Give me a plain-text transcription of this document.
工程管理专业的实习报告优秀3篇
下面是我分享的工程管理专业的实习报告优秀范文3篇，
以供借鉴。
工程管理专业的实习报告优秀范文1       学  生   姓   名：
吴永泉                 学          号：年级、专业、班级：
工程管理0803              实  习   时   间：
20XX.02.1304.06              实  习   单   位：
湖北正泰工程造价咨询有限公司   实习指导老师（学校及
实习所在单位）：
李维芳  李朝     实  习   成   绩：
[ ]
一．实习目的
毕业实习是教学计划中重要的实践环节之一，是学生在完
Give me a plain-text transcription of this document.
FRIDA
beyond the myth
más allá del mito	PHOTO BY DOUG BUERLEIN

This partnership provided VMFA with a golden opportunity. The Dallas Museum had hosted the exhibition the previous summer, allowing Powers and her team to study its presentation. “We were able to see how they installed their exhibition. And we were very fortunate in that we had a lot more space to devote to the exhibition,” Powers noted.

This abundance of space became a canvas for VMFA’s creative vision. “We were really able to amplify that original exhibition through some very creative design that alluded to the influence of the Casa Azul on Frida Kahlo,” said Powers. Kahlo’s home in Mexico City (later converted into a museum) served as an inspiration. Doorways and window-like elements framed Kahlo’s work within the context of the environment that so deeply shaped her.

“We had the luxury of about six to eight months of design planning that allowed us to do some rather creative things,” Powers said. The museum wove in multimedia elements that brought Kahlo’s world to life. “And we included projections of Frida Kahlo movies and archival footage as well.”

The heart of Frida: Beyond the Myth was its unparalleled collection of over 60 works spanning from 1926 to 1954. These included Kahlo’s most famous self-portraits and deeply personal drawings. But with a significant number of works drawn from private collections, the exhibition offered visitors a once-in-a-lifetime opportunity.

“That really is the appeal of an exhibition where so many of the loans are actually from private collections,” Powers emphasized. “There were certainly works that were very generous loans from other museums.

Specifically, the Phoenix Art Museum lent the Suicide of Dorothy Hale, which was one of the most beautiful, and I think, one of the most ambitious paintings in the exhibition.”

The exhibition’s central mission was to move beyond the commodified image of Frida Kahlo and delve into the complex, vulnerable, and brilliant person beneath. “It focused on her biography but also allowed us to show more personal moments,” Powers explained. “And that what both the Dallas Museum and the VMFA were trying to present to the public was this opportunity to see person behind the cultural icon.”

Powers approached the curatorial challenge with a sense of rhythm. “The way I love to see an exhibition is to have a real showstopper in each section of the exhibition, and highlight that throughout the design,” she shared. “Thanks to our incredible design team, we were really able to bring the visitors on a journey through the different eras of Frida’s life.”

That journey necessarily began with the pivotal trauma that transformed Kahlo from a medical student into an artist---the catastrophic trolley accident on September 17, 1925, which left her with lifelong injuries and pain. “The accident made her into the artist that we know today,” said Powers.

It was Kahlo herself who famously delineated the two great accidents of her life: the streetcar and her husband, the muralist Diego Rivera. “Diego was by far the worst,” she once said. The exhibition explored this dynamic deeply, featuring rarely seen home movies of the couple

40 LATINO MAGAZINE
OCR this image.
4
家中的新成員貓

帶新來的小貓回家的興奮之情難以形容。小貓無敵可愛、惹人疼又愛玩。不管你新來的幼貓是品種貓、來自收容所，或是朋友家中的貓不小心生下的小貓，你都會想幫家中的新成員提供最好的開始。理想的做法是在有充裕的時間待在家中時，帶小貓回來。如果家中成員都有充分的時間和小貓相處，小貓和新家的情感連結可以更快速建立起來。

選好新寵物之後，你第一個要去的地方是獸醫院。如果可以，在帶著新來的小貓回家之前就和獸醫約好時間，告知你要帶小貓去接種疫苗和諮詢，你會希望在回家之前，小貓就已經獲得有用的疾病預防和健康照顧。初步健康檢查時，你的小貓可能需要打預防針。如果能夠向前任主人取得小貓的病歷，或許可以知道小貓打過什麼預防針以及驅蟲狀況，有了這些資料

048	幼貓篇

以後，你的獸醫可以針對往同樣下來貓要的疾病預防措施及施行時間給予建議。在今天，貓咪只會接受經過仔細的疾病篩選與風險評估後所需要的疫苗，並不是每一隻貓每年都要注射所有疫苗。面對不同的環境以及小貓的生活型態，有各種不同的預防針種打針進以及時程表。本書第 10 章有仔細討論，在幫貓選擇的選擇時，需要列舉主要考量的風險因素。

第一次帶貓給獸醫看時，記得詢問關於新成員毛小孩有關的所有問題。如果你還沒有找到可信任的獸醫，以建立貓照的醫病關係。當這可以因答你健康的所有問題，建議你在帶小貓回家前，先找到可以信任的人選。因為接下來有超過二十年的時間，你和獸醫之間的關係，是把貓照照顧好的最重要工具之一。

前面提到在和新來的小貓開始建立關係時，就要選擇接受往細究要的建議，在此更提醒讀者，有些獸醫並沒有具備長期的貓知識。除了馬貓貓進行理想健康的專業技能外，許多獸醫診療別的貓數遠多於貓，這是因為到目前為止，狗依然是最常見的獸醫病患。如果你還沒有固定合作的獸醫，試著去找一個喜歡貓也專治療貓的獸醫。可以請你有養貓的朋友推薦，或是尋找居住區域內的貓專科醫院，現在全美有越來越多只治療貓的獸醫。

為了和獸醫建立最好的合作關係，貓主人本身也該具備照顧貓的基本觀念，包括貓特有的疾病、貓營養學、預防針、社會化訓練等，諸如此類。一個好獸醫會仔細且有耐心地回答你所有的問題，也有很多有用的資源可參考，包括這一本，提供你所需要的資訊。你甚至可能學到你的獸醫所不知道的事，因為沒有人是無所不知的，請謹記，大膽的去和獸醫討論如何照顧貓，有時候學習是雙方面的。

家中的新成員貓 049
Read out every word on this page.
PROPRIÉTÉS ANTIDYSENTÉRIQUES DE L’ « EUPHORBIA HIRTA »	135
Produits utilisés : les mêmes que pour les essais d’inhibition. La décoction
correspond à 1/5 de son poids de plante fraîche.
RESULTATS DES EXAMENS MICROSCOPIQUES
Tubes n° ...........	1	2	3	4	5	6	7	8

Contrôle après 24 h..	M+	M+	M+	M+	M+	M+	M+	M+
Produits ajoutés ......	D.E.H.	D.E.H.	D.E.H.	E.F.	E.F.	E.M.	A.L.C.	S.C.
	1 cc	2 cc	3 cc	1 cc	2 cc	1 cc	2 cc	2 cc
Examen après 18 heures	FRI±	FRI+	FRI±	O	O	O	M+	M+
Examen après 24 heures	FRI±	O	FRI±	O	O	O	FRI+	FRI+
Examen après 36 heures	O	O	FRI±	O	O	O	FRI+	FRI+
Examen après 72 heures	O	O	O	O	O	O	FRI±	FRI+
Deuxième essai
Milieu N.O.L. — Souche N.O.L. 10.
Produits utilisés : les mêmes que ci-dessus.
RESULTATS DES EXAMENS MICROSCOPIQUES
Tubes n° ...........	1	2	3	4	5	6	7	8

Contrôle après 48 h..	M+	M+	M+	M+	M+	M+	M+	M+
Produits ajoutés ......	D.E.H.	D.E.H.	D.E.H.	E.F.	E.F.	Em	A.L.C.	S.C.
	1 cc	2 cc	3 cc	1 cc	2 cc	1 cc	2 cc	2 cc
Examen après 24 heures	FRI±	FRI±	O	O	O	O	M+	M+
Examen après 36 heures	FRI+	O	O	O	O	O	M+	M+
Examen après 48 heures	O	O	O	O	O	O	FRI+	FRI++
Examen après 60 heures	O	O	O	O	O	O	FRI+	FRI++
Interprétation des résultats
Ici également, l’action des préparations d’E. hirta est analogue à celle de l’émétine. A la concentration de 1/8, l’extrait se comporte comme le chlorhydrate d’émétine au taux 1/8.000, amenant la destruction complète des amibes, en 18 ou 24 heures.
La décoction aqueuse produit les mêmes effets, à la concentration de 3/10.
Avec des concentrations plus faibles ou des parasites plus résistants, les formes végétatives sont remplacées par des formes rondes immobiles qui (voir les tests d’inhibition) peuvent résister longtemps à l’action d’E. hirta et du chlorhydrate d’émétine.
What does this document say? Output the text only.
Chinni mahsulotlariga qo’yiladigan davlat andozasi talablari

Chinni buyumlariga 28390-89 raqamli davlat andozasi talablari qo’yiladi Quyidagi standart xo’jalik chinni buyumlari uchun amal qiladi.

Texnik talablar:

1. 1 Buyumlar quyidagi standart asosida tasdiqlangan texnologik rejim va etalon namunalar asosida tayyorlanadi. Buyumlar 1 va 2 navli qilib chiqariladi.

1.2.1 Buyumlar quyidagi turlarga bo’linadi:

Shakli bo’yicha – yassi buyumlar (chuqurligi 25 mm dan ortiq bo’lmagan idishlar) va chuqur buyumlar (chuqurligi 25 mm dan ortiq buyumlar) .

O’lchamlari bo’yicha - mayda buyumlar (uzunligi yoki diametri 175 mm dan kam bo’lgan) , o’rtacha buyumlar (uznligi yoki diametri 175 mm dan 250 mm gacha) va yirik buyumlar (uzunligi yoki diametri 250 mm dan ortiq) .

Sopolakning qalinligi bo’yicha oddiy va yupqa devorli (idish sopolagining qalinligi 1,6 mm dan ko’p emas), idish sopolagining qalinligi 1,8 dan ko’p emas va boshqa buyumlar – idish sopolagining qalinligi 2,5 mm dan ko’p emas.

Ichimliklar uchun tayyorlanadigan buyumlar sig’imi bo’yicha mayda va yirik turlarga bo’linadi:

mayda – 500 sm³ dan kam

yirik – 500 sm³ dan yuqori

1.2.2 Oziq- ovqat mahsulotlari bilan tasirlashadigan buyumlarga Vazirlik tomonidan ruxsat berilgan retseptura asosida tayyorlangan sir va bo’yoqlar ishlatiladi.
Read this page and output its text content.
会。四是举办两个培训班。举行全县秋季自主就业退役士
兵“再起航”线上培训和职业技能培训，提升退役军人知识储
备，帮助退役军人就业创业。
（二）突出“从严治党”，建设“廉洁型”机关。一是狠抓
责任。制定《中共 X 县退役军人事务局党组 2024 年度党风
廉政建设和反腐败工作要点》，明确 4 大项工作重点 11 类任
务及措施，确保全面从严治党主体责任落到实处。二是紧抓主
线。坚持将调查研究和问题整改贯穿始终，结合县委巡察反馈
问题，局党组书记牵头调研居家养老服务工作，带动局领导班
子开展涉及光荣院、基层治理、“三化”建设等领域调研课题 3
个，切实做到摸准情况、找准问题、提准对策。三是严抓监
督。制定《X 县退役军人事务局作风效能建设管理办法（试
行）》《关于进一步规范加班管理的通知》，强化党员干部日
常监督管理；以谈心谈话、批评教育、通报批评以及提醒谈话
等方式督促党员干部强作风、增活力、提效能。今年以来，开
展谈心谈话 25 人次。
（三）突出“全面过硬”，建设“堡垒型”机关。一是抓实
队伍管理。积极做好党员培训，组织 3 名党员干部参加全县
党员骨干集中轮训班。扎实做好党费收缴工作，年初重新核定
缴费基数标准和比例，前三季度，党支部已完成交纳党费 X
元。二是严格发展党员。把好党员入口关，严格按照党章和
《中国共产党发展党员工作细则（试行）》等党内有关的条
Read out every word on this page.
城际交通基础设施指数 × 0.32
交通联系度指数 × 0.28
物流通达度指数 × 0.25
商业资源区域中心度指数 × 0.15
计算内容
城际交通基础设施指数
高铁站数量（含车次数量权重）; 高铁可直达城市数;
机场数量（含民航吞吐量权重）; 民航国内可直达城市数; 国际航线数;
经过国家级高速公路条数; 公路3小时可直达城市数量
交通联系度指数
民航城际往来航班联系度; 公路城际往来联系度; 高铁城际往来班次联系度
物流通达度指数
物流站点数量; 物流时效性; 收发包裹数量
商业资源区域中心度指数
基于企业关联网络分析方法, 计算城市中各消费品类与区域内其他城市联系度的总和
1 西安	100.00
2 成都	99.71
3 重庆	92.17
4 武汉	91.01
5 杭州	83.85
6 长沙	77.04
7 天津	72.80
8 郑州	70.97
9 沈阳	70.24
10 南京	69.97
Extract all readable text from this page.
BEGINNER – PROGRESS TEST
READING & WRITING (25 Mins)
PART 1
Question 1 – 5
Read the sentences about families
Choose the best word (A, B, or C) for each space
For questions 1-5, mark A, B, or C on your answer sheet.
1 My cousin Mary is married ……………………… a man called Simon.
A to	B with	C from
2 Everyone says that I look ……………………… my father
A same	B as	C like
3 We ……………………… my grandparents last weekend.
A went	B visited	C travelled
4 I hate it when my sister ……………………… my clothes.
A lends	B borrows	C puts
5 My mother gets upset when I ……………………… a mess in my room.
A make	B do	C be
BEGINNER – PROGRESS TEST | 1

■ Stated task
Work out how many lines in the records above contain the word "deeply", and give only that number.

■ Exercise answer
3